JOB> Copy out each line containing "néosalvarsan" from the entries below.

☆ ☆ ☆ ☆ ☆ ☆ ☆

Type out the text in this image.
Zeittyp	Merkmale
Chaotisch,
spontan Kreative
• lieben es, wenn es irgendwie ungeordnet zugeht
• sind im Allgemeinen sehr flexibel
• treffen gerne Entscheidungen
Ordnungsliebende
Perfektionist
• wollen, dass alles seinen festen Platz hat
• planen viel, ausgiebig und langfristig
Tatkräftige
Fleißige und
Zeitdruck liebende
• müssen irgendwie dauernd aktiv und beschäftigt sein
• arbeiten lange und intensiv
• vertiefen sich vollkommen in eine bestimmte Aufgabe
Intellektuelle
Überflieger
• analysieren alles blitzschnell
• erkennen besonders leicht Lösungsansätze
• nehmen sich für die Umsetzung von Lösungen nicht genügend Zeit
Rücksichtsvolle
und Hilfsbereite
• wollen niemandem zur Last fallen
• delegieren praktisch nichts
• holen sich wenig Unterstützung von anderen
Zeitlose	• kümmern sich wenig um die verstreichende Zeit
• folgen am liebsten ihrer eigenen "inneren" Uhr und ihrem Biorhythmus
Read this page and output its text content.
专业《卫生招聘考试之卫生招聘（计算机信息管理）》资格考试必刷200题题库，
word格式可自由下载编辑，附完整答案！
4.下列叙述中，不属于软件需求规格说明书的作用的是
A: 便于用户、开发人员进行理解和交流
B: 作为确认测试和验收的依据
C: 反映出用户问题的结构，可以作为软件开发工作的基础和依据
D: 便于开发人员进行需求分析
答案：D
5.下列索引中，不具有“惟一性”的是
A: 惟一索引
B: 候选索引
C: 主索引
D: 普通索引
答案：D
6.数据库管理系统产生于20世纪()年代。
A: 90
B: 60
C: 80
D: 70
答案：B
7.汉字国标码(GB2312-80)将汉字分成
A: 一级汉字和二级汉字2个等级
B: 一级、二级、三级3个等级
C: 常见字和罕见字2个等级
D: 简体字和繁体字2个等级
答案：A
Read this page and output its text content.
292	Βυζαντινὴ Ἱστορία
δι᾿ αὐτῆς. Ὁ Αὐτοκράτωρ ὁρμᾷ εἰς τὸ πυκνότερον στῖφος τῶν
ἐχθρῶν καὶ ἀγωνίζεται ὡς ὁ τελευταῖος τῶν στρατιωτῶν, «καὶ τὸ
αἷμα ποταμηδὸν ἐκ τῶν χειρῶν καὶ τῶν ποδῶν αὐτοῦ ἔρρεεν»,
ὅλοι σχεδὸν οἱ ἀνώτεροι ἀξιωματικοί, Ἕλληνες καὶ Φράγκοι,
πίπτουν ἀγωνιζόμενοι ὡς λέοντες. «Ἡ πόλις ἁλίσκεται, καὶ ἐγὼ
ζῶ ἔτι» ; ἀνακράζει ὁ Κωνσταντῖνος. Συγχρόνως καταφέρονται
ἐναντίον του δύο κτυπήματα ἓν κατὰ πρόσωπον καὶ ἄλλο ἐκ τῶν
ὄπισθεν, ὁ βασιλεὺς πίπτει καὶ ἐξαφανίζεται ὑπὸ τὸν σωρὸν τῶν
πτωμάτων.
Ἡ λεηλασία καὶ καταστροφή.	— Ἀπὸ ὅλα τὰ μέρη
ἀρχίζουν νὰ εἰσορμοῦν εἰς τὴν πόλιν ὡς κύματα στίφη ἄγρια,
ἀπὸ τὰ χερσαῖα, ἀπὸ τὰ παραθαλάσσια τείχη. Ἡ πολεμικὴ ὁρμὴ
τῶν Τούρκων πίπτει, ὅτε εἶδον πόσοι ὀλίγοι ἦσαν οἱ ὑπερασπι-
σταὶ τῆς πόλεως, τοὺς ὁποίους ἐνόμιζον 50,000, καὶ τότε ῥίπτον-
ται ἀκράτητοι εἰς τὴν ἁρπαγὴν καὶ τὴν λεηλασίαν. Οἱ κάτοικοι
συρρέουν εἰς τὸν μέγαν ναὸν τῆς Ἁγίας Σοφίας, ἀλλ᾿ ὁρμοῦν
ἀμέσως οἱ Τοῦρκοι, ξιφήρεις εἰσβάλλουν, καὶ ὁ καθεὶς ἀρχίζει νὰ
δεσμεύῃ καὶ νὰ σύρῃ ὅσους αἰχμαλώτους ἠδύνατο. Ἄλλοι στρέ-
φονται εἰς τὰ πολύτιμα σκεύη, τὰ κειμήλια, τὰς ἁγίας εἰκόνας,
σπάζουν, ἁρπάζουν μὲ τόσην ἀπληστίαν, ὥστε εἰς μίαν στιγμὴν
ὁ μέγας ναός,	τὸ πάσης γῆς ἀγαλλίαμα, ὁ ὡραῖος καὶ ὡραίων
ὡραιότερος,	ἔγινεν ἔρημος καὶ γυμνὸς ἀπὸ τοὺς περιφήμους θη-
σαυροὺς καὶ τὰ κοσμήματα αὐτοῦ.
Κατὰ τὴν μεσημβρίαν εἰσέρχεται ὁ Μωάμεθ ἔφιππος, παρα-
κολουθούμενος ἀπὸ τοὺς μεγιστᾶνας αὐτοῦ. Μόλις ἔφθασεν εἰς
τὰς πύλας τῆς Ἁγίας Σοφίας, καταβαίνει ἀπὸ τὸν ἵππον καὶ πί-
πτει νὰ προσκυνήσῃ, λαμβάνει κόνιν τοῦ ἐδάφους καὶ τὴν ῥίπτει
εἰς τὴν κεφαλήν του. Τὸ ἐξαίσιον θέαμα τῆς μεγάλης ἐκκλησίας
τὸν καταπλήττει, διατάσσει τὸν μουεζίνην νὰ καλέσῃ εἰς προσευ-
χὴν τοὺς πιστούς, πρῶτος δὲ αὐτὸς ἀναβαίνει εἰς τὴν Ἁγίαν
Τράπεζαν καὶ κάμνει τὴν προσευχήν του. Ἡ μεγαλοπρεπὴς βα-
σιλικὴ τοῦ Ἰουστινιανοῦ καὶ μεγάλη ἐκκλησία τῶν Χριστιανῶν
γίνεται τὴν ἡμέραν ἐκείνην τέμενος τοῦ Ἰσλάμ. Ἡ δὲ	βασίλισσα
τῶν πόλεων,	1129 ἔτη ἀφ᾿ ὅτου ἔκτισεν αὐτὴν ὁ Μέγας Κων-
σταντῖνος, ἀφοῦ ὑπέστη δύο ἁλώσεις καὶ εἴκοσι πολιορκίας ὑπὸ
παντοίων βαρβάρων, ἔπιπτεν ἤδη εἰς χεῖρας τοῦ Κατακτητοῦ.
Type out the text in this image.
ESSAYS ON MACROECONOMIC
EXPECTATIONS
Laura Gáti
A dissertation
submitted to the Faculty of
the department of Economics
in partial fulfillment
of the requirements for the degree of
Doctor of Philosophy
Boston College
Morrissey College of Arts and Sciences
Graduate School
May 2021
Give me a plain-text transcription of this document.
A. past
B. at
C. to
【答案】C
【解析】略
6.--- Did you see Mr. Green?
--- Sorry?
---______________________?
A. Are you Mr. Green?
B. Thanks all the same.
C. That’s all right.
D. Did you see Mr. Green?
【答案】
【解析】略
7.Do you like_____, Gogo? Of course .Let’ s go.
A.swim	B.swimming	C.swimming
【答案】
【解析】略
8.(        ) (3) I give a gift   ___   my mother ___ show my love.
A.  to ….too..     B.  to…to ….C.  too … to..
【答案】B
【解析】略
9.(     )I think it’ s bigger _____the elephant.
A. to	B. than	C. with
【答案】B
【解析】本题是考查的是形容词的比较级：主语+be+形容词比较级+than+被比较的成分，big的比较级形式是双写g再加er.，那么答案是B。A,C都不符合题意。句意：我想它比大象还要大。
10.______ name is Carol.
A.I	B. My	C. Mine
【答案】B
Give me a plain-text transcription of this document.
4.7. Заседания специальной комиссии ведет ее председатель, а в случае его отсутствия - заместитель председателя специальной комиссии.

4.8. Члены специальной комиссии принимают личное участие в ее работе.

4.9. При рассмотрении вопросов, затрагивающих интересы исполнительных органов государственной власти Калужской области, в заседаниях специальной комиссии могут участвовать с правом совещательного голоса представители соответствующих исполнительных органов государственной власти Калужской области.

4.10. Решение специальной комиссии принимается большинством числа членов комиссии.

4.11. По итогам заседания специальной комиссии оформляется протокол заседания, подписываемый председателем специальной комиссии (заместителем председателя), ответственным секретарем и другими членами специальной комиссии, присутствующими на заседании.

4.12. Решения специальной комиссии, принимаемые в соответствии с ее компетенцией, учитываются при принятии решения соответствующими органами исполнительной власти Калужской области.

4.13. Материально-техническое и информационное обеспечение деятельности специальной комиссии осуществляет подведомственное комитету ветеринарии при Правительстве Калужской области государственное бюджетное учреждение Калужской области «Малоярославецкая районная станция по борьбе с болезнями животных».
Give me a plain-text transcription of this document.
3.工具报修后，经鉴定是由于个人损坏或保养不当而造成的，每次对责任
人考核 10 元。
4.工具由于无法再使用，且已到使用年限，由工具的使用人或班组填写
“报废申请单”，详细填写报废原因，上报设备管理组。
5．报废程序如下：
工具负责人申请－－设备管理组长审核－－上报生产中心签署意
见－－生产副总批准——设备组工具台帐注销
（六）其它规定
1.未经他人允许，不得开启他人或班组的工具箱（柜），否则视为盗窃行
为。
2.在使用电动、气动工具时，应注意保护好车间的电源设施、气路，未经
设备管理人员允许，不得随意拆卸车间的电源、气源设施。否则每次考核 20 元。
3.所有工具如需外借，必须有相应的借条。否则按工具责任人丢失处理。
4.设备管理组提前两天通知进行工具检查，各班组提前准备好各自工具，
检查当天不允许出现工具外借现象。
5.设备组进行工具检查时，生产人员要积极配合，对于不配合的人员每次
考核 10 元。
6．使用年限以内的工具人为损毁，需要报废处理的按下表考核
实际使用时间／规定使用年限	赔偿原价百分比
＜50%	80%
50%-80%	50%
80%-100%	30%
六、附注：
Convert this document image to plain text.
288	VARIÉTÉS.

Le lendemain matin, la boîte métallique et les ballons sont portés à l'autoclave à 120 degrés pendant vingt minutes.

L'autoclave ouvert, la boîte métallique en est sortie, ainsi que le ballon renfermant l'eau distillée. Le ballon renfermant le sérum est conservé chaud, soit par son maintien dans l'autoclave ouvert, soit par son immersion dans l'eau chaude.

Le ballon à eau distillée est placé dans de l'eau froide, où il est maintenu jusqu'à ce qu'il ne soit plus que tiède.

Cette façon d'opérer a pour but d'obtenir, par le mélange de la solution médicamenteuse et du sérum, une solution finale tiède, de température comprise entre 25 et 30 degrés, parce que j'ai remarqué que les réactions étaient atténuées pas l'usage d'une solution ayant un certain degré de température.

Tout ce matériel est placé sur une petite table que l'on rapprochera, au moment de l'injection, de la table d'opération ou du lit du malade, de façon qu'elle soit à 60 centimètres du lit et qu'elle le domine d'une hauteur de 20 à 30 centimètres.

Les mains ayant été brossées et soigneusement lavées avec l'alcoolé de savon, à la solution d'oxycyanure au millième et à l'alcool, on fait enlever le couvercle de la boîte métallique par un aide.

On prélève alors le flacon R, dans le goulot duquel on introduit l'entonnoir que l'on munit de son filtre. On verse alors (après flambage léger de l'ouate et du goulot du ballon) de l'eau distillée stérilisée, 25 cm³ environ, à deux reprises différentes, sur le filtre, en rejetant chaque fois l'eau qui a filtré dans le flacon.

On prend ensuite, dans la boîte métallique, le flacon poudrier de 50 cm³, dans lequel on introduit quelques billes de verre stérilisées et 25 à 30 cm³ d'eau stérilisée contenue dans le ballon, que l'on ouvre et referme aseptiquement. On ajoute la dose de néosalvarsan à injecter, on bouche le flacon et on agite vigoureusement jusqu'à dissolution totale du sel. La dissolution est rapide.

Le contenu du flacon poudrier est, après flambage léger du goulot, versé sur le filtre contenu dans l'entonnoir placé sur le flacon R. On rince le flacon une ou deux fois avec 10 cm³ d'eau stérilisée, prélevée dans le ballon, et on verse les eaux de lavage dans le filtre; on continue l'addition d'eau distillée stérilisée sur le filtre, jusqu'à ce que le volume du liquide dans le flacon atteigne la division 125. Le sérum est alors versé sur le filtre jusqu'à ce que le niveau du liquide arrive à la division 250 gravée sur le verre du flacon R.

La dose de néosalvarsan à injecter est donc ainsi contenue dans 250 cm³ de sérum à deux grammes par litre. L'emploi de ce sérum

☆ ☆ ☆ ☆ ☆ ☆ ☆

THE RESULT>
On prend ensuite, dans la boîte métallique, le flacon poudrier de 50 cm³, dans lequel on introduit quelques billes de verre stérilisées et 25 à 30 cm³ d'eau stérilisée contenue dans le ballon, que l'on ouvre et referme aseptiquement. On ajoute la dose de néosalvarsan à injecter, on bouche le flacon et on agite vigoureusement jusqu'à dissolution totale du sel. La dissolution est rapide.
La dose de néosalvarsan à injecter est donc ainsi contenue dans 250 cm³ de sérum à deux grammes par litre. L'emploi de ce sérum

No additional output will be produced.